**INSTRUCTIONS TO FOLLOW:** Each line that holds the word "seguro" is to be identified and copied.
══════════════════════════════
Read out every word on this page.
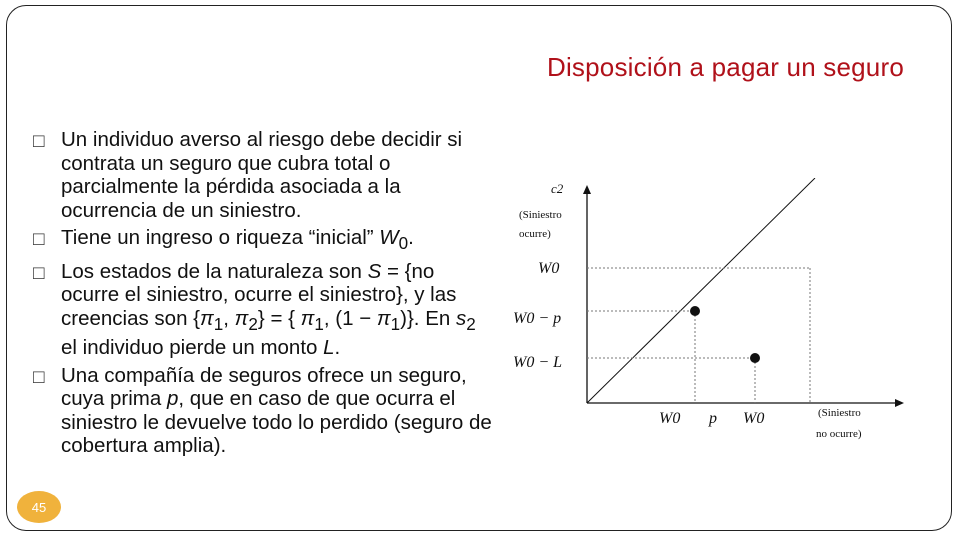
Disposición a pagar un seguro
□ Un individuo averso al riesgo debe decidir si contrata un seguro que cubra total o parcialmente la pérdida asociada a la ocurrencia de un siniestro.

□ Tiene un ingreso o riqueza “inicial” $W_0$.

□ Los estados de la naturaleza son S = {no ocurre el siniestro, ocurre el siniestro}, y las creencias son {$\pi_1$, $\pi_2$} = { $\pi_1$, $(1 - \pi_1)$}. En $s_2$ el individuo pierde un monto L.

□ Una compañía de seguros ofrece un seguro, cuya prima p, que en caso de que ocurra el siniestro le devuelve todo lo perdido (seguro de cobertura amplia).

c2
(Siniestro
ocurre)
W0
W0 − p
W0 − L
W0 p W0	(Siniestro
no ocurre)
45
══════════════════════════════
**EXERCISE RESPONSE:**
Disposición a pagar un seguro
□ Un individuo averso al riesgo debe decidir si contrata un seguro que cubra total o parcialmente la pérdida asociada a la ocurrencia de un siniestro.
□ Una compañía de seguros ofrece un seguro, cuya prima p, que en caso de que ocurra el siniestro le devuelve todo lo perdido (seguro de cobertura amplia).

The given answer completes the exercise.